What is being asked: Copy every line from the material below that holds "Администратор".

## START Supplied records

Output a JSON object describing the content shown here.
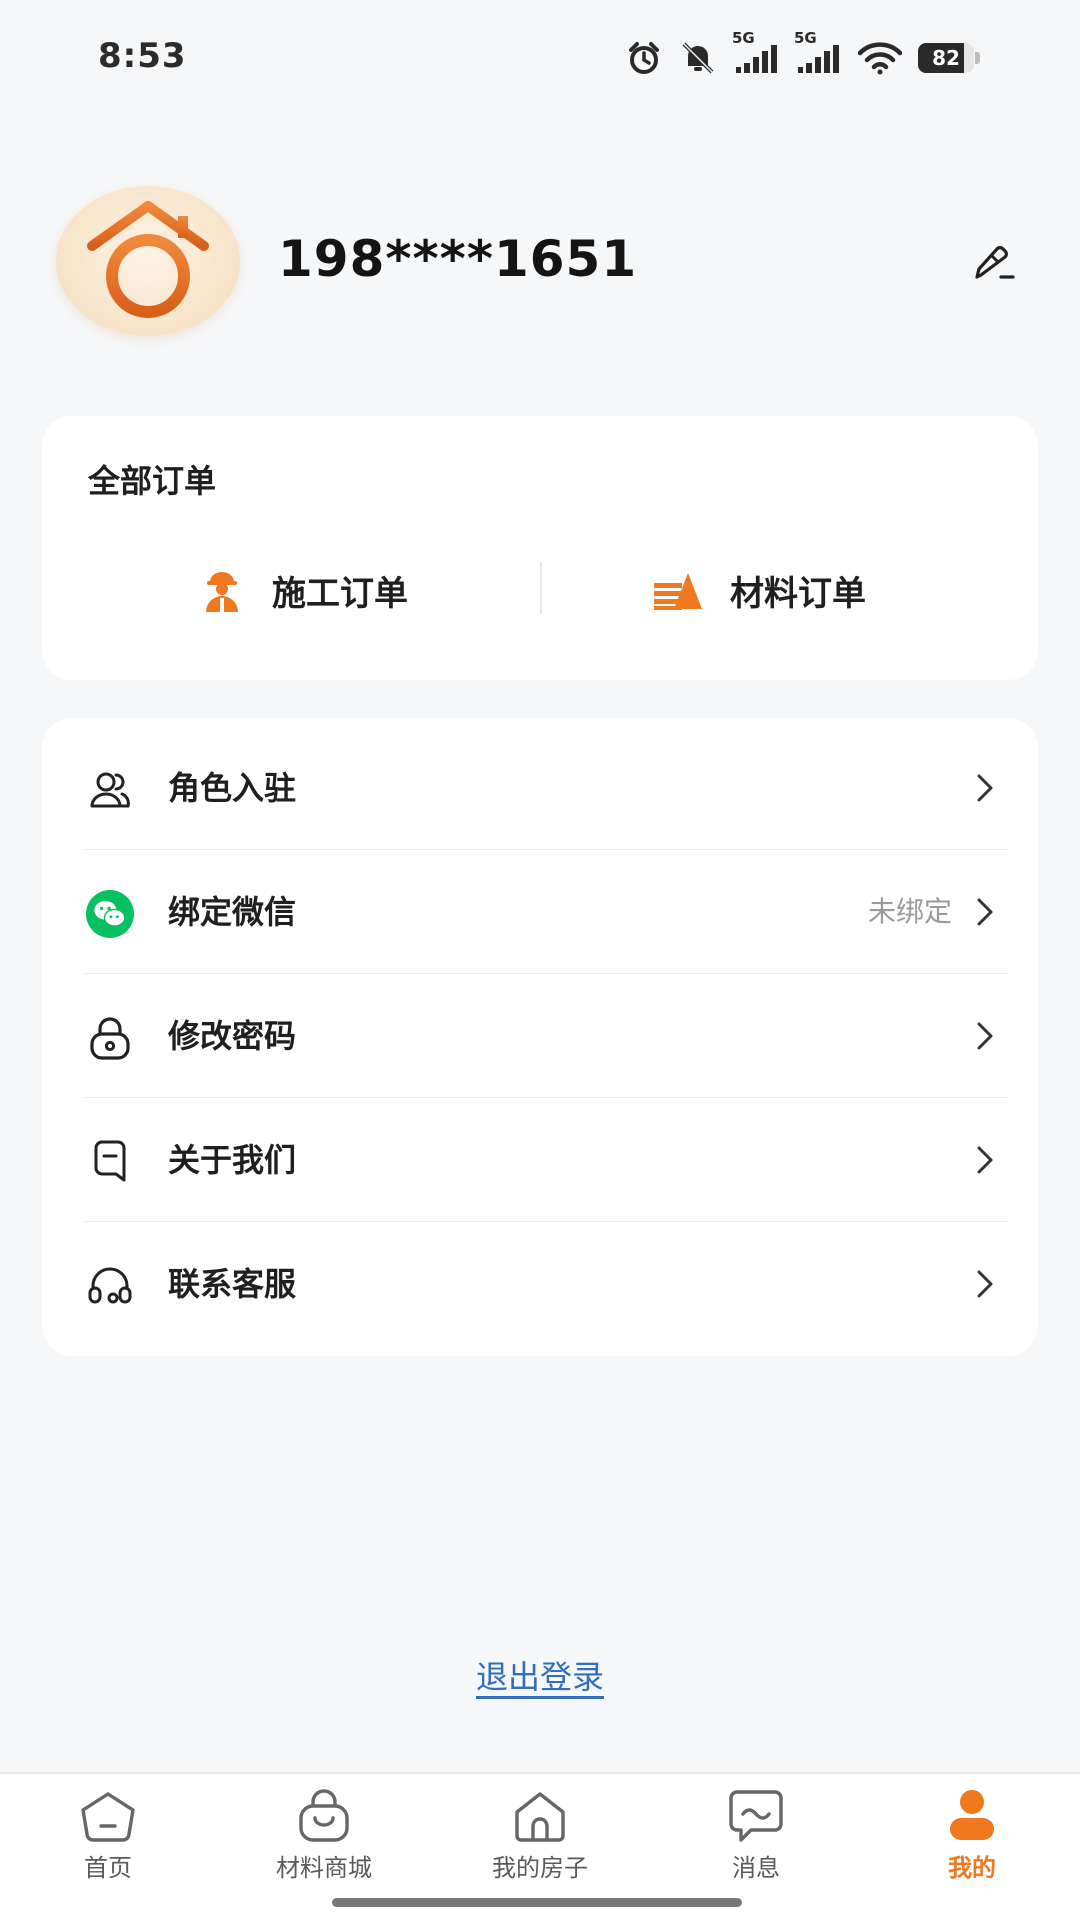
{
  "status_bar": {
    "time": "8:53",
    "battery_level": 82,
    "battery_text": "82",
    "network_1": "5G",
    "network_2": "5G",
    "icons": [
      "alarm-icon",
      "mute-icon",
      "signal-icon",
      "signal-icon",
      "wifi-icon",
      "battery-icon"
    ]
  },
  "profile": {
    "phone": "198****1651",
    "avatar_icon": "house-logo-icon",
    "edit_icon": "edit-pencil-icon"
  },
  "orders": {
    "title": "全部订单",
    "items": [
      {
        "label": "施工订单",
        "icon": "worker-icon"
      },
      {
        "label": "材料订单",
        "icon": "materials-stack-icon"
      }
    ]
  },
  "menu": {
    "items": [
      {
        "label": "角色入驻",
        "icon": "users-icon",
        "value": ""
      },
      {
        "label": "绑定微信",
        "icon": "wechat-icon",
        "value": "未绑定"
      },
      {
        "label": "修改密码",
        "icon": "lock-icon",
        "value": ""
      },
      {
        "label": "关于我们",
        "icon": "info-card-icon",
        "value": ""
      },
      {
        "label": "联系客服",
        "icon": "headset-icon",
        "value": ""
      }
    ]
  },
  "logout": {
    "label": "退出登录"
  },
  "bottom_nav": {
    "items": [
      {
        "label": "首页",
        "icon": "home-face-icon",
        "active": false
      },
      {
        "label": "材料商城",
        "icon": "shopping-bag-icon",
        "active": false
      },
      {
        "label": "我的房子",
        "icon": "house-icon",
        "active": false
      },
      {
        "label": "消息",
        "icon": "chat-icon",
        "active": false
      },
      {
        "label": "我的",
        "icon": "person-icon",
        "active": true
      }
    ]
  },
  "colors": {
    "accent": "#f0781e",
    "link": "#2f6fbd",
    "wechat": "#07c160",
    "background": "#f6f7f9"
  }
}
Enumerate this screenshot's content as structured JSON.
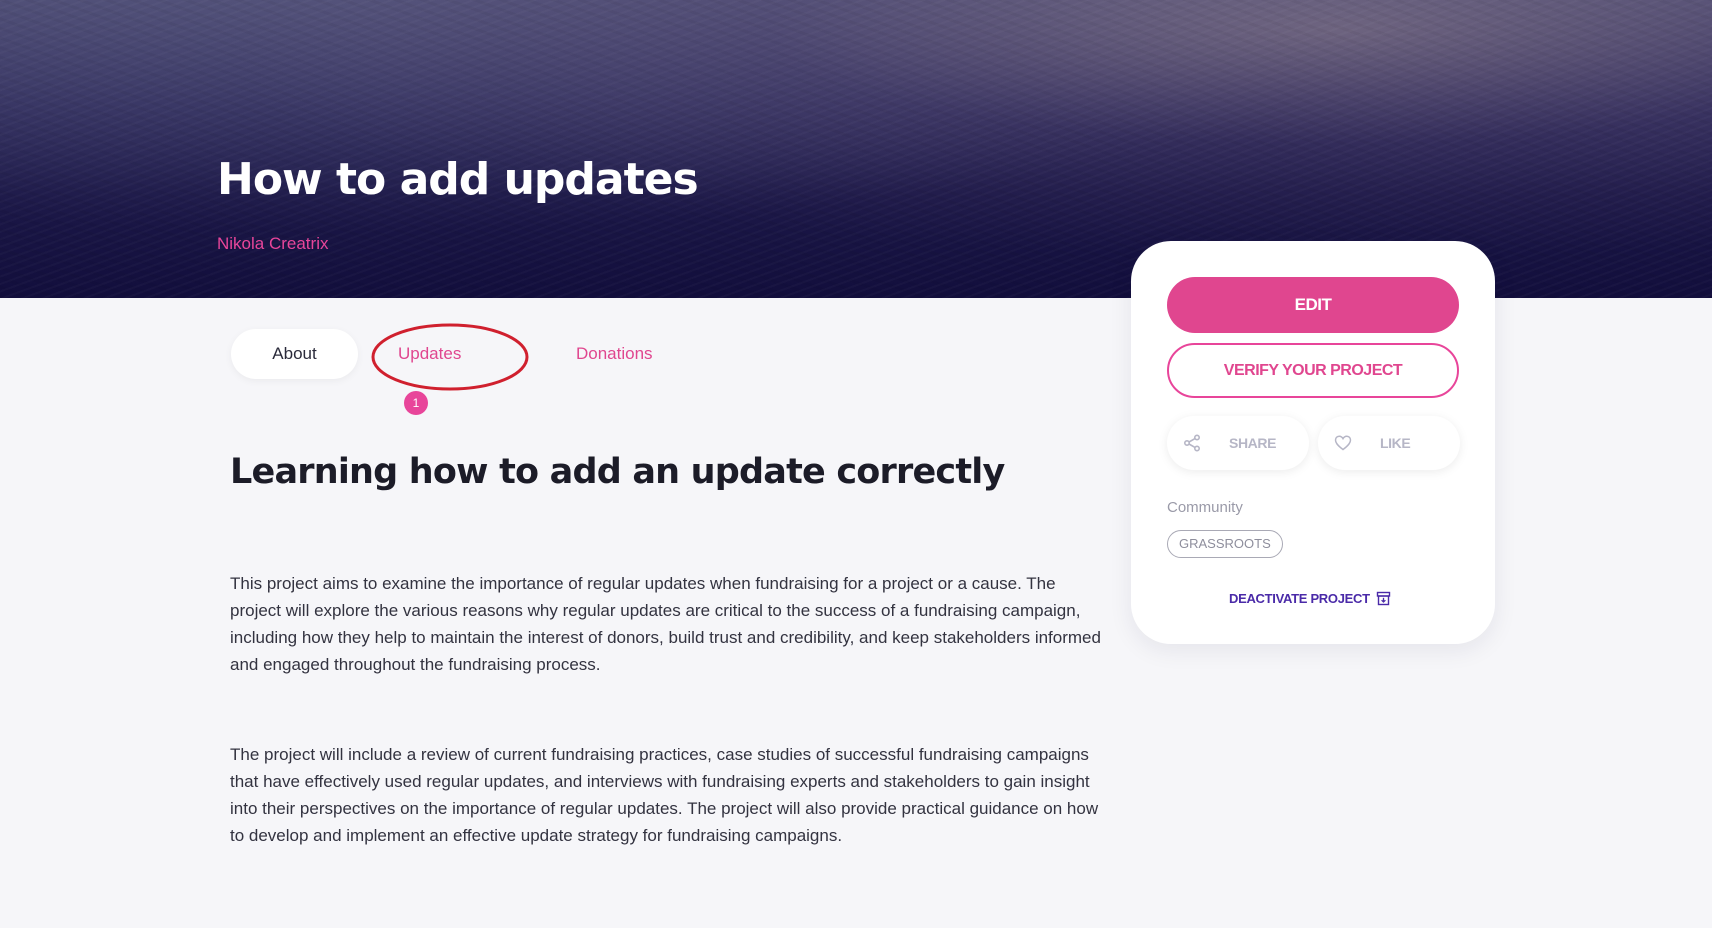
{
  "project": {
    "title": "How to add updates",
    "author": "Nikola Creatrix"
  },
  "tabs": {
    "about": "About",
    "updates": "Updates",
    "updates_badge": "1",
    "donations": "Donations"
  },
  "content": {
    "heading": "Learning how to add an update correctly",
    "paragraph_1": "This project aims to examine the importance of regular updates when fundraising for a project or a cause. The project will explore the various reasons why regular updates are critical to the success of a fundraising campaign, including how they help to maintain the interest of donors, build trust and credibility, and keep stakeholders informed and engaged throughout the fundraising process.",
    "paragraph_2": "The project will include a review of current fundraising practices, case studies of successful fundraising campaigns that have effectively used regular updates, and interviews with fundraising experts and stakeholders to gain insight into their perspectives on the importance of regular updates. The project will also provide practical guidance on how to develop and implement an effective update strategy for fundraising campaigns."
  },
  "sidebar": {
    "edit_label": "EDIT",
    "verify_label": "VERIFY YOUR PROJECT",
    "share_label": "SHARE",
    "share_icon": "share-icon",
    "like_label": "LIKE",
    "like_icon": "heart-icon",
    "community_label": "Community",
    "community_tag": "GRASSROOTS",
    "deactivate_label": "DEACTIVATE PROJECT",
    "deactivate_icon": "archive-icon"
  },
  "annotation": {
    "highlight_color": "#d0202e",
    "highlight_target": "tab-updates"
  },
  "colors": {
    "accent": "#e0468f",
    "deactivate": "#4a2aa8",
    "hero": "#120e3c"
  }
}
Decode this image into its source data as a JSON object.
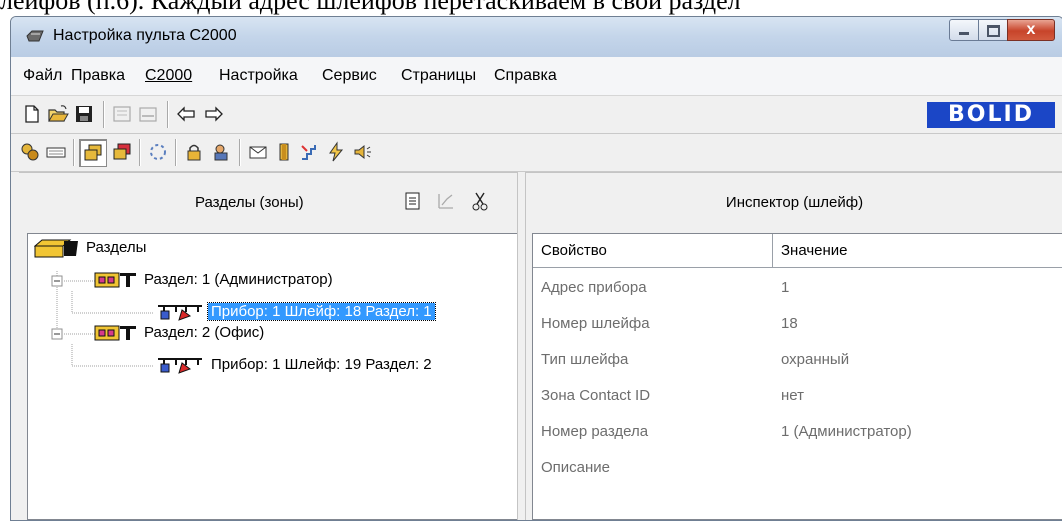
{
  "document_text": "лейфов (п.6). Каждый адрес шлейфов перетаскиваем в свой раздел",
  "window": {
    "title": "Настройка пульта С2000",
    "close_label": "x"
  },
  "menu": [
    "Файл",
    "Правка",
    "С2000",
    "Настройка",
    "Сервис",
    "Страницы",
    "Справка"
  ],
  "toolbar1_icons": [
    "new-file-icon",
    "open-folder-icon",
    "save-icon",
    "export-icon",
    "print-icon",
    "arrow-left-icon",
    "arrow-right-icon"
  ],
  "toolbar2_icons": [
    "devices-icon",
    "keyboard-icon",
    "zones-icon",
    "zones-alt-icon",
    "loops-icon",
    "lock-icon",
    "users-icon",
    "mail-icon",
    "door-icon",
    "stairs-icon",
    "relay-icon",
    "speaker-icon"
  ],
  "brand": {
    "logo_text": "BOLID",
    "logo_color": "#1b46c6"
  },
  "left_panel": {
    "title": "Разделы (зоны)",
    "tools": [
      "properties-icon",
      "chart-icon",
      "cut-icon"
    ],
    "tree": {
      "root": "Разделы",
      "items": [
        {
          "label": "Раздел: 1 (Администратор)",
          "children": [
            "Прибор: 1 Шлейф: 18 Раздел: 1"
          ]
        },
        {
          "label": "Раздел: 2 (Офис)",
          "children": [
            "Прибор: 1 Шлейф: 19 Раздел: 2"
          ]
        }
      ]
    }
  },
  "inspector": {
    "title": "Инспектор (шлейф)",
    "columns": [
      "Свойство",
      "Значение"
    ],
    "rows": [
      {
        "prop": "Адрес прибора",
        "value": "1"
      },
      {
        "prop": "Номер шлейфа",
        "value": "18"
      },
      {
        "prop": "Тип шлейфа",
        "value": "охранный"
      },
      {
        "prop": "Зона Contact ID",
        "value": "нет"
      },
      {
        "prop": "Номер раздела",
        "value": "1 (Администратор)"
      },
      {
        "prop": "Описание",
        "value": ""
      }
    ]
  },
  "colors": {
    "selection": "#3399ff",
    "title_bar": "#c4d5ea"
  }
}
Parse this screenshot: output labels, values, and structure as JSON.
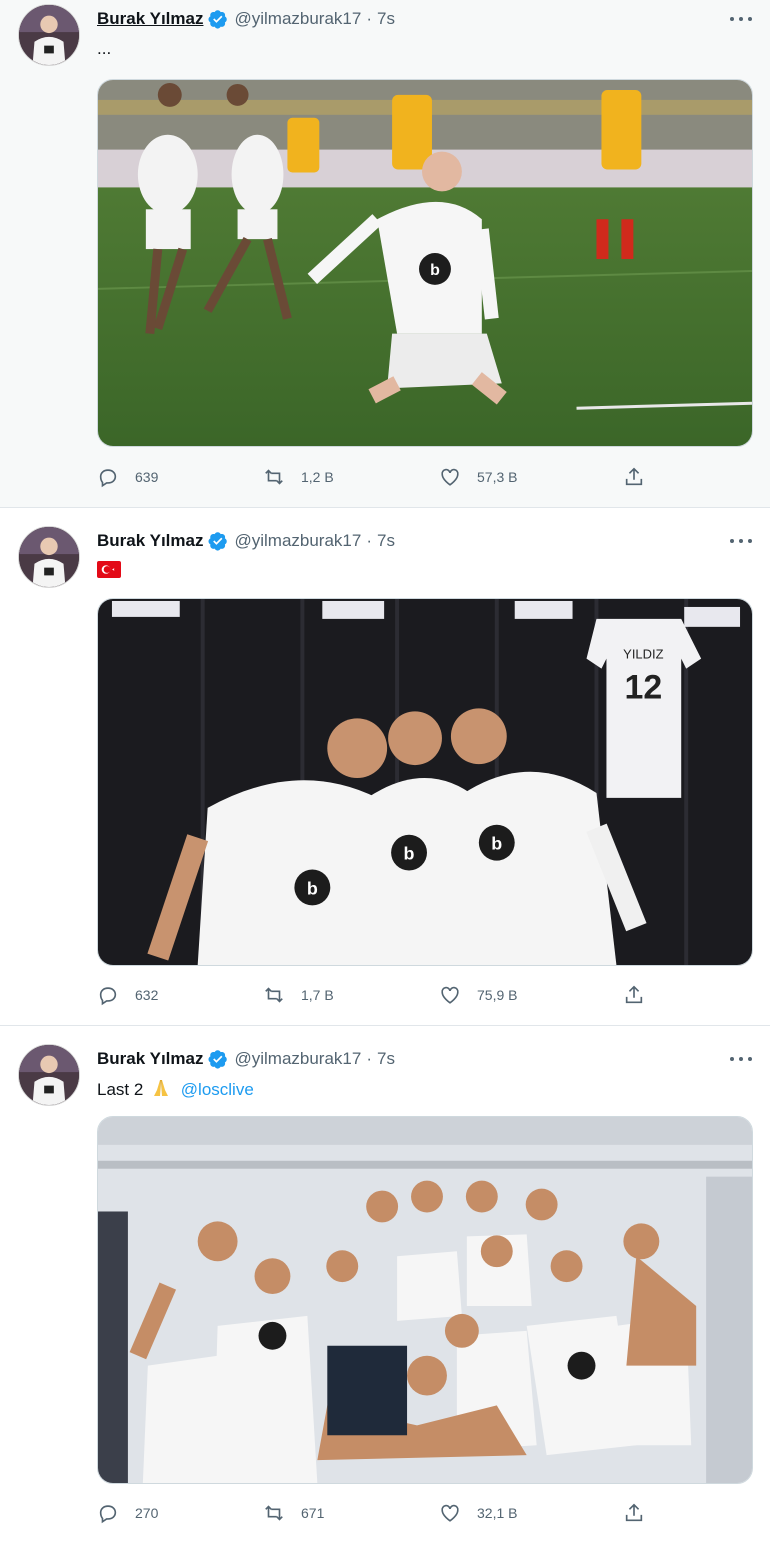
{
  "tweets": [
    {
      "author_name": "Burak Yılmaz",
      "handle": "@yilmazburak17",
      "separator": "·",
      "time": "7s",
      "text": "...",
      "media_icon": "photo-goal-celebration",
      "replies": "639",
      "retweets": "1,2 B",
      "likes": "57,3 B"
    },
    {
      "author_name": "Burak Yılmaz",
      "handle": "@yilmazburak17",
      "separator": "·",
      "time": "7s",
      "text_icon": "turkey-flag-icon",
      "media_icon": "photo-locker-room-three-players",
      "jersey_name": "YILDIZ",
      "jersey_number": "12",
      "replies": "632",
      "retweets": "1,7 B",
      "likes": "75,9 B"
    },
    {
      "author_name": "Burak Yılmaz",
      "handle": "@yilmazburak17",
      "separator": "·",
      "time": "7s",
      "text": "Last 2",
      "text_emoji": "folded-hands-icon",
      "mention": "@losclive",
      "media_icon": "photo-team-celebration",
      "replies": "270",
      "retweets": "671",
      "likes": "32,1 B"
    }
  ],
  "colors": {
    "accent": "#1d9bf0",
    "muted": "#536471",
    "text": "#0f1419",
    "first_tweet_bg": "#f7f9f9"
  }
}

## END Supplied records

Task solution:
          "label": "Раздел: 1 (Администратор)",
        "value": "1 (Администратор)"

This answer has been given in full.